→ YOUR INSTRUCTIONS
Images must not appear in your copy; reproduce every other part of the records exactly.

→ RECORDS FOR THIS TASK

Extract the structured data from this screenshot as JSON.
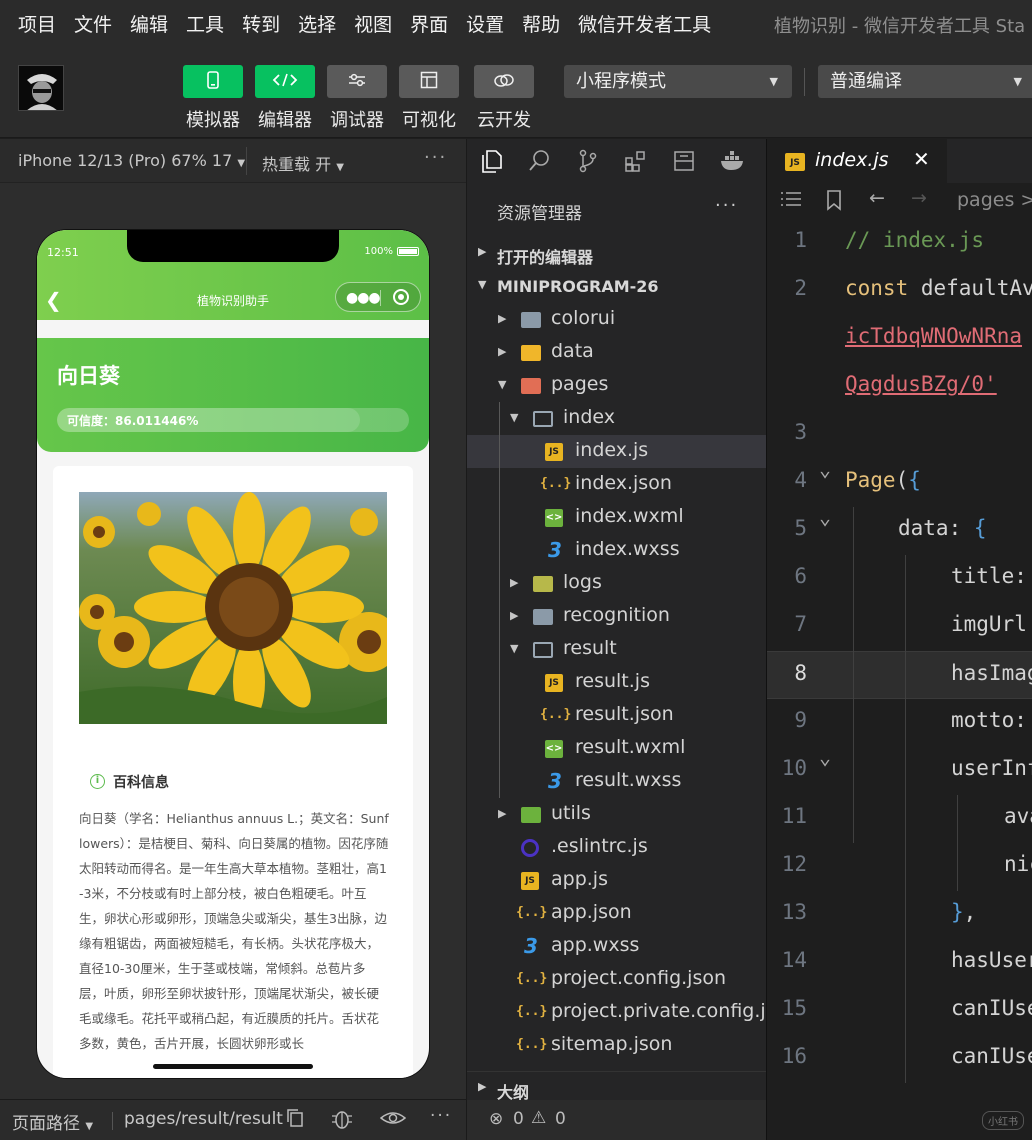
{
  "menubar": {
    "items": [
      "项目",
      "文件",
      "编辑",
      "工具",
      "转到",
      "选择",
      "视图",
      "界面",
      "设置",
      "帮助",
      "微信开发者工具"
    ],
    "window_title": "植物识别 - 微信开发者工具 Sta"
  },
  "toolbar": {
    "buttons": [
      {
        "label": "模拟器",
        "icon": "phone-icon",
        "active": true
      },
      {
        "label": "编辑器",
        "icon": "code-icon",
        "active": true
      },
      {
        "label": "调试器",
        "icon": "debug-icon",
        "active": false
      },
      {
        "label": "可视化",
        "icon": "layout-icon",
        "active": false
      },
      {
        "label": "云开发",
        "icon": "cloud-icon",
        "active": false
      }
    ],
    "mode_select": "小程序模式",
    "compile_select": "普通编译"
  },
  "simulator": {
    "device": "iPhone 12/13 (Pro) 67% 17",
    "hot_reload": "热重载 开",
    "more": "···",
    "status_time": "12:51",
    "battery": "100%",
    "nav_title": "植物识别助手",
    "plant_name": "向日葵",
    "confidence_text": "可信度：86.011446%",
    "confidence_value": 86.011446,
    "baike_title": "百科信息",
    "baike_text": "向日葵（学名：Helianthus annuus L.；英文名：Sunflowers）：是桔梗目、菊科、向日葵属的植物。因花序随太阳转动而得名。是一年生高大草本植物。茎粗壮，高1-3米，不分枝或有时上部分枝，被白色粗硬毛。叶互生，卵状心形或卵形，顶端急尖或渐尖，基生3出脉，边缘有粗锯齿，两面被短糙毛，有长柄。头状花序极大，直径10-30厘米，生于茎或枝端，常倾斜。总苞片多层，叶质，卵形至卵状披针形，顶端尾状渐尖，被长硬毛或缘毛。花托平或稍凸起，有近膜质的托片。舌状花多数，黄色，舌片开展，长圆状卵形或长",
    "footer_path_label": "页面路径",
    "footer_path": "pages/result/result"
  },
  "explorer": {
    "title": "资源管理器",
    "more": "···",
    "open_editors": "打开的编辑器",
    "project": "MINIPROGRAM-26",
    "outline": "大纲",
    "errors": "0",
    "warnings": "0",
    "tree": [
      {
        "name": "colorui",
        "type": "folder",
        "depth": 1,
        "chev": "▶"
      },
      {
        "name": "data",
        "type": "folder-data",
        "depth": 1,
        "chev": "▶"
      },
      {
        "name": "pages",
        "type": "folder-pages",
        "depth": 1,
        "chev": "▼"
      },
      {
        "name": "index",
        "type": "folder-open",
        "depth": 2,
        "chev": "▼"
      },
      {
        "name": "index.js",
        "type": "js",
        "depth": 3,
        "selected": true
      },
      {
        "name": "index.json",
        "type": "json",
        "depth": 3
      },
      {
        "name": "index.wxml",
        "type": "wxml",
        "depth": 3
      },
      {
        "name": "index.wxss",
        "type": "wxss",
        "depth": 3
      },
      {
        "name": "logs",
        "type": "folder-logs",
        "depth": 2,
        "chev": "▶"
      },
      {
        "name": "recognition",
        "type": "folder",
        "depth": 2,
        "chev": "▶"
      },
      {
        "name": "result",
        "type": "folder-open",
        "depth": 2,
        "chev": "▼"
      },
      {
        "name": "result.js",
        "type": "js",
        "depth": 3
      },
      {
        "name": "result.json",
        "type": "json",
        "depth": 3
      },
      {
        "name": "result.wxml",
        "type": "wxml",
        "depth": 3
      },
      {
        "name": "result.wxss",
        "type": "wxss",
        "depth": 3
      },
      {
        "name": "utils",
        "type": "folder-utils",
        "depth": 1,
        "chev": "▶"
      },
      {
        "name": ".eslintrc.js",
        "type": "eslint",
        "depth": 1
      },
      {
        "name": "app.js",
        "type": "js",
        "depth": 1
      },
      {
        "name": "app.json",
        "type": "json",
        "depth": 1
      },
      {
        "name": "app.wxss",
        "type": "wxss",
        "depth": 1
      },
      {
        "name": "project.config.json",
        "type": "json",
        "depth": 1
      },
      {
        "name": "project.private.config.js...",
        "type": "json",
        "depth": 1
      },
      {
        "name": "sitemap.json",
        "type": "json",
        "depth": 1
      }
    ]
  },
  "editor": {
    "tab_name": "index.js",
    "breadcrumb": "pages >",
    "current_line": 8,
    "lines": [
      {
        "n": "1",
        "tokens": [
          {
            "c": "c-comment",
            "t": "// index.js"
          }
        ]
      },
      {
        "n": "2",
        "tokens": [
          {
            "c": "c-keyword",
            "t": "const "
          },
          {
            "c": "c-plain",
            "t": "defaultAv"
          }
        ]
      },
      {
        "n": "",
        "tokens": [
          {
            "c": "c-string",
            "t": "icTdbqWNOwNRna"
          }
        ]
      },
      {
        "n": "",
        "tokens": [
          {
            "c": "c-string",
            "t": "QagdusBZg/0'"
          }
        ]
      },
      {
        "n": "3",
        "tokens": []
      },
      {
        "n": "4",
        "tokens": [
          {
            "c": "c-func",
            "t": "Page"
          },
          {
            "c": "c-plain",
            "t": "("
          },
          {
            "c": "c-brace",
            "t": "{"
          }
        ],
        "fold": true
      },
      {
        "n": "5",
        "tokens": [
          {
            "c": "c-prop",
            "t": "data"
          },
          {
            "c": "c-plain",
            "t": ": "
          },
          {
            "c": "c-brace",
            "t": "{"
          }
        ],
        "fold": true,
        "indent": 1
      },
      {
        "n": "6",
        "tokens": [
          {
            "c": "c-prop",
            "t": "title:"
          }
        ],
        "indent": 2
      },
      {
        "n": "7",
        "tokens": [
          {
            "c": "c-prop",
            "t": "imgUrl"
          }
        ],
        "indent": 2
      },
      {
        "n": "8",
        "tokens": [
          {
            "c": "c-prop",
            "t": "hasImag"
          }
        ],
        "indent": 2
      },
      {
        "n": "9",
        "tokens": [
          {
            "c": "c-prop",
            "t": "motto:"
          }
        ],
        "indent": 2
      },
      {
        "n": "10",
        "tokens": [
          {
            "c": "c-prop",
            "t": "userInf"
          }
        ],
        "indent": 2,
        "fold": true
      },
      {
        "n": "11",
        "tokens": [
          {
            "c": "c-prop",
            "t": "ava"
          }
        ],
        "indent": 3
      },
      {
        "n": "12",
        "tokens": [
          {
            "c": "c-prop",
            "t": "nic"
          }
        ],
        "indent": 3
      },
      {
        "n": "13",
        "tokens": [
          {
            "c": "c-brace",
            "t": "}"
          },
          {
            "c": "c-plain",
            "t": ","
          }
        ],
        "indent": 2
      },
      {
        "n": "14",
        "tokens": [
          {
            "c": "c-prop",
            "t": "hasUser"
          }
        ],
        "indent": 2
      },
      {
        "n": "15",
        "tokens": [
          {
            "c": "c-prop",
            "t": "canIUse"
          }
        ],
        "indent": 2
      },
      {
        "n": "16",
        "tokens": [
          {
            "c": "c-prop",
            "t": "canIUse"
          }
        ],
        "indent": 2
      }
    ],
    "watermark": "小红书"
  }
}
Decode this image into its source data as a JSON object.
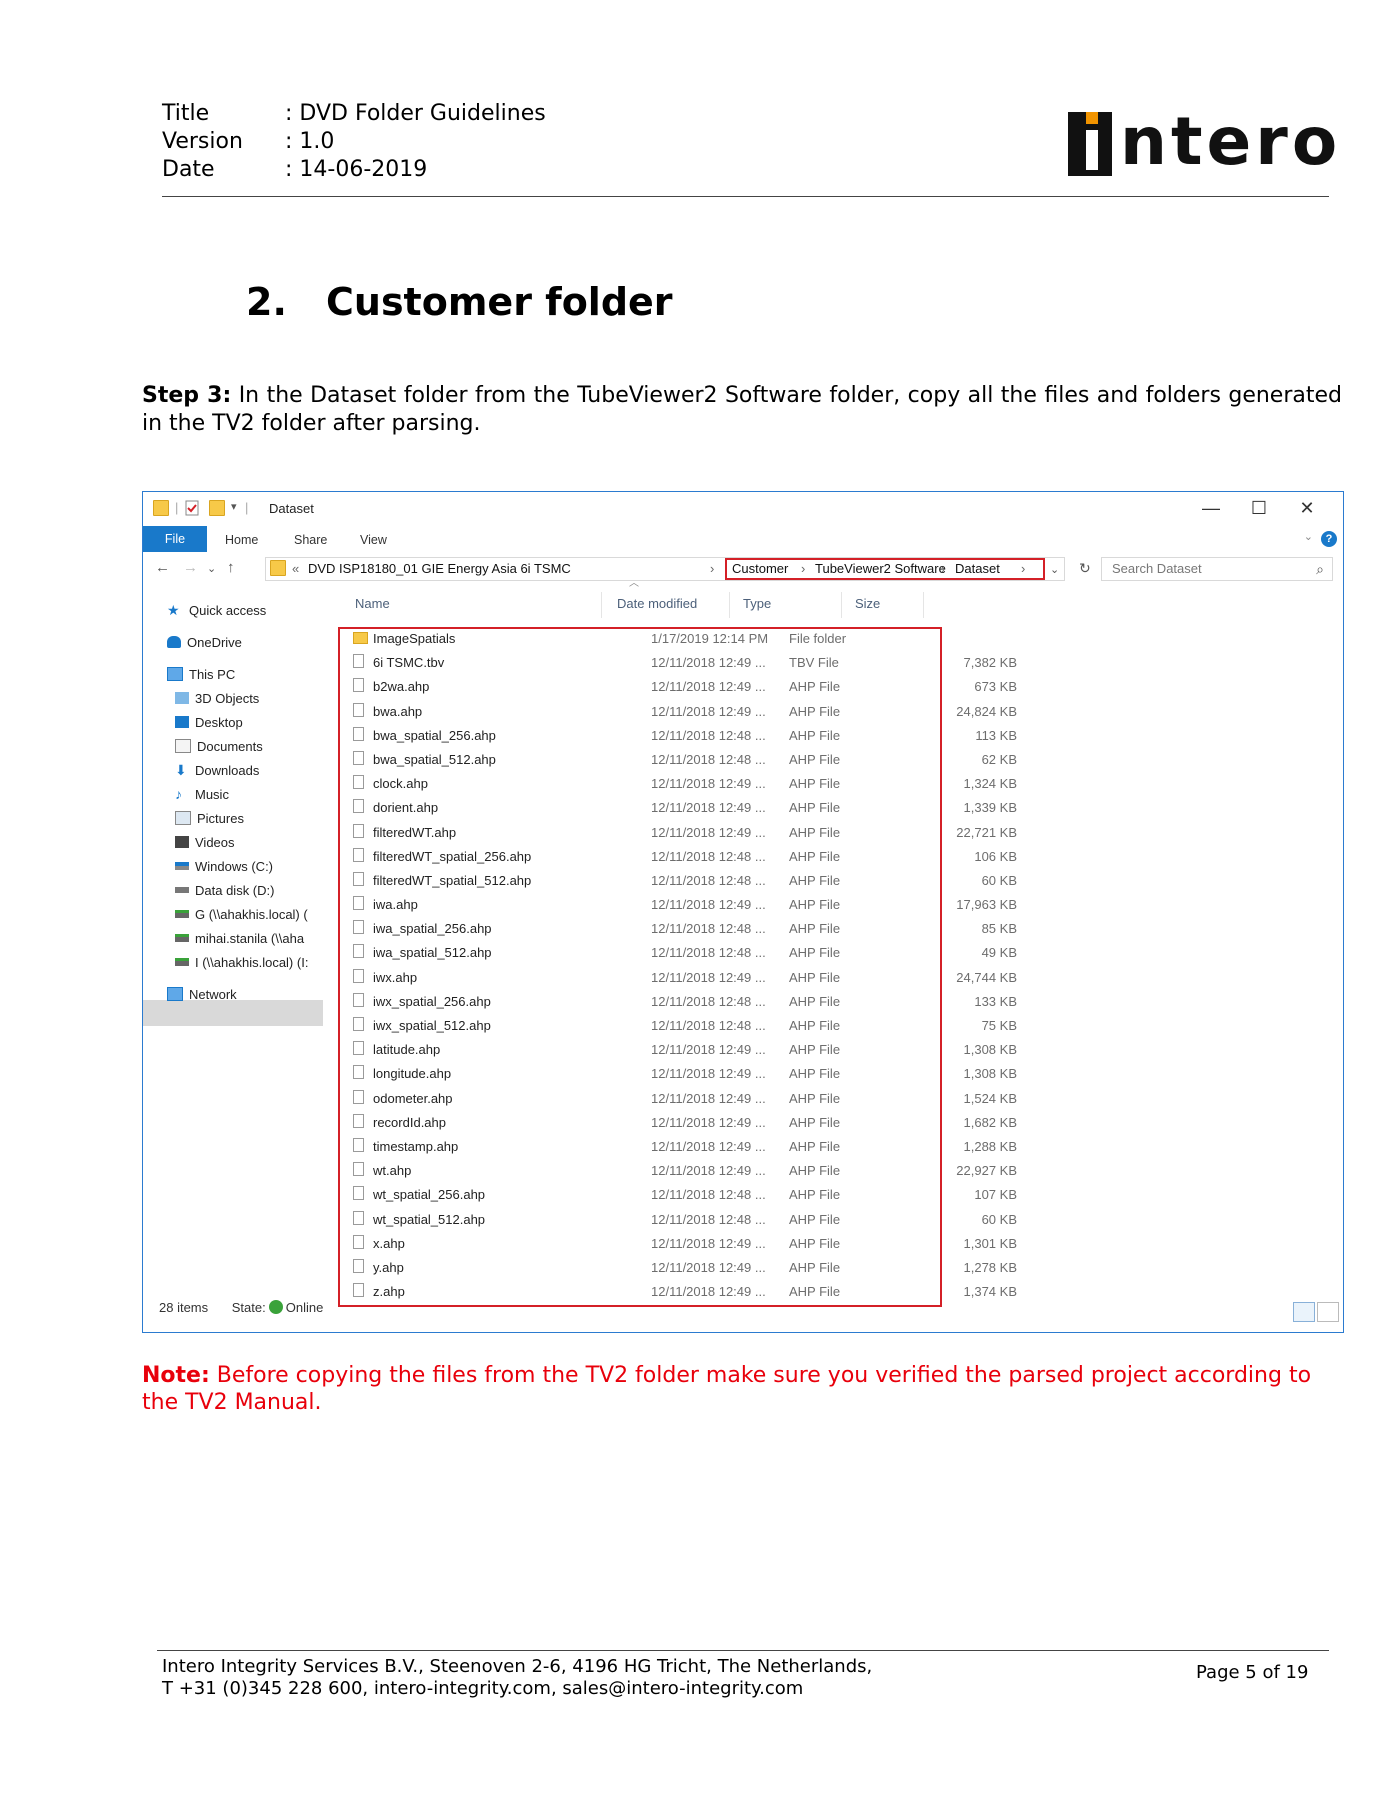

→ WRITTEN REPLY
Extract the structured data from this screenshot as JSON.
{
  "menubar": {
    "items": [
      "项目",
      "文件",
      "编辑",
      "工具",
      "转到",
      "选择",
      "视图",
      "界面",
      "设置",
      "帮助",
      "微信开发者工具"
    ],
    "window_title": "植物识别 - 微信开发者工具 Sta"
  },
  "toolbar": {
    "buttons": [
      {
        "label": "模拟器",
        "icon": "phone-icon",
        "active": true
      },
      {
        "label": "编辑器",
        "icon": "code-icon",
        "active": true
      },
      {
        "label": "调试器",
        "icon": "debug-icon",
        "active": false
      },
      {
        "label": "可视化",
        "icon": "layout-icon",
        "active": false
      },
      {
        "label": "云开发",
        "icon": "cloud-icon",
        "active": false
      }
    ],
    "mode_select": "小程序模式",
    "compile_select": "普通编译"
  },
  "simulator": {
    "device": "iPhone 12/13 (Pro) 67% 17",
    "hot_reload": "热重载 开",
    "more": "···",
    "status_time": "12:51",
    "battery": "100%",
    "nav_title": "植物识别助手",
    "plant_name": "向日葵",
    "confidence_text": "可信度：86.011446%",
    "confidence_value": 86.011446,
    "baike_title": "百科信息",
    "baike_text": "向日葵（学名：Helianthus annuus L.；英文名：Sunflowers）：是桔梗目、菊科、向日葵属的植物。因花序随太阳转动而得名。是一年生高大草本植物。茎粗壮，高1-3米，不分枝或有时上部分枝，被白色粗硬毛。叶互生，卵状心形或卵形，顶端急尖或渐尖，基生3出脉，边缘有粗锯齿，两面被短糙毛，有长柄。头状花序极大，直径10-30厘米，生于茎或枝端，常倾斜。总苞片多层，叶质，卵形至卵状披针形，顶端尾状渐尖，被长硬毛或缘毛。花托平或稍凸起，有近膜质的托片。舌状花多数，黄色，舌片开展，长圆状卵形或长",
    "footer_path_label": "页面路径",
    "footer_path": "pages/result/result"
  },
  "explorer": {
    "title": "资源管理器",
    "more": "···",
    "open_editors": "打开的编辑器",
    "project": "MINIPROGRAM-26",
    "outline": "大纲",
    "errors": "0",
    "warnings": "0",
    "tree": [
      {
        "name": "colorui",
        "type": "folder",
        "depth": 1,
        "chev": "▶"
      },
      {
        "name": "data",
        "type": "folder-data",
        "depth": 1,
        "chev": "▶"
      },
      {
        "name": "pages",
        "type": "folder-pages",
        "depth": 1,
        "chev": "▼"
      },
      {
        "name": "index",
        "type": "folder-open",
        "depth": 2,
        "chev": "▼"
      },
      {
        "name": "index.js",
        "type": "js",
        "depth": 3,
        "selected": true
      },
      {
        "name": "index.json",
        "type": "json",
        "depth": 3
      },
      {
        "name": "index.wxml",
        "type": "wxml",
        "depth": 3
      },
      {
        "name": "index.wxss",
        "type": "wxss",
        "depth": 3
      },
      {
        "name": "logs",
        "type": "folder-logs",
        "depth": 2,
        "chev": "▶"
      },
      {
        "name": "recognition",
        "type": "folder",
        "depth": 2,
        "chev": "▶"
      },
      {
        "name": "result",
        "type": "folder-open",
        "depth": 2,
        "chev": "▼"
      },
      {
        "name": "result.js",
        "type": "js",
        "depth": 3
      },
      {
        "name": "result.json",
        "type": "json",
        "depth": 3
      },
      {
        "name": "result.wxml",
        "type": "wxml",
        "depth": 3
      },
      {
        "name": "result.wxss",
        "type": "wxss",
        "depth": 3
      },
      {
        "name": "utils",
        "type": "folder-utils",
        "depth": 1,
        "chev": "▶"
      },
      {
        "name": ".eslintrc.js",
        "type": "eslint",
        "depth": 1
      },
      {
        "name": "app.js",
        "type": "js",
        "depth": 1
      },
      {
        "name": "app.json",
        "type": "json",
        "depth": 1
      },
      {
        "name": "app.wxss",
        "type": "wxss",
        "depth": 1
      },
      {
        "name": "project.config.json",
        "type": "json",
        "depth": 1
      },
      {
        "name": "project.private.config.js...",
        "type": "json",
        "depth": 1
      },
      {
        "name": "sitemap.json",
        "type": "json",
        "depth": 1
      }
    ]
  },
  "editor": {
    "tab_name": "index.js",
    "breadcrumb": "pages >",
    "current_line": 8,
    "lines": [
      {
        "n": "1",
        "tokens": [
          {
            "c": "c-comment",
            "t": "// index.js"
          }
        ]
      },
      {
        "n": "2",
        "tokens": [
          {
            "c": "c-keyword",
            "t": "const "
          },
          {
            "c": "c-plain",
            "t": "defaultAv"
          }
        ]
      },
      {
        "n": "",
        "tokens": [
          {
            "c": "c-string",
            "t": "icTdbqWNOwNRna"
          }
        ]
      },
      {
        "n": "",
        "tokens": [
          {
            "c": "c-string",
            "t": "QagdusBZg/0'"
          }
        ]
      },
      {
        "n": "3",
        "tokens": []
      },
      {
        "n": "4",
        "tokens": [
          {
            "c": "c-func",
            "t": "Page"
          },
          {
            "c": "c-plain",
            "t": "("
          },
          {
            "c": "c-brace",
            "t": "{"
          }
        ],
        "fold": true
      },
      {
        "n": "5",
        "tokens": [
          {
            "c": "c-prop",
            "t": "data"
          },
          {
            "c": "c-plain",
            "t": ": "
          },
          {
            "c": "c-brace",
            "t": "{"
          }
        ],
        "fold": true,
        "indent": 1
      },
      {
        "n": "6",
        "tokens": [
          {
            "c": "c-prop",
            "t": "title:"
          }
        ],
        "indent": 2
      },
      {
        "n": "7",
        "tokens": [
          {
            "c": "c-prop",
            "t": "imgUrl"
          }
        ],
        "indent": 2
      },
      {
        "n": "8",
        "tokens": [
          {
            "c": "c-prop",
            "t": "hasImag"
          }
        ],
        "indent": 2
      },
      {
        "n": "9",
        "tokens": [
          {
            "c": "c-prop",
            "t": "motto:"
          }
        ],
        "indent": 2
      },
      {
        "n": "10",
        "tokens": [
          {
            "c": "c-prop",
            "t": "userInf"
          }
        ],
        "indent": 2,
        "fold": true
      },
      {
        "n": "11",
        "tokens": [
          {
            "c": "c-prop",
            "t": "ava"
          }
        ],
        "indent": 3
      },
      {
        "n": "12",
        "tokens": [
          {
            "c": "c-prop",
            "t": "nic"
          }
        ],
        "indent": 3
      },
      {
        "n": "13",
        "tokens": [
          {
            "c": "c-brace",
            "t": "}"
          },
          {
            "c": "c-plain",
            "t": ","
          }
        ],
        "indent": 2
      },
      {
        "n": "14",
        "tokens": [
          {
            "c": "c-prop",
            "t": "hasUser"
          }
        ],
        "indent": 2
      },
      {
        "n": "15",
        "tokens": [
          {
            "c": "c-prop",
            "t": "canIUse"
          }
        ],
        "indent": 2
      },
      {
        "n": "16",
        "tokens": [
          {
            "c": "c-prop",
            "t": "canIUse"
          }
        ],
        "indent": 2
      }
    ],
    "watermark": "小红书"
  }
}
Decode this image into its source data as a JSON object.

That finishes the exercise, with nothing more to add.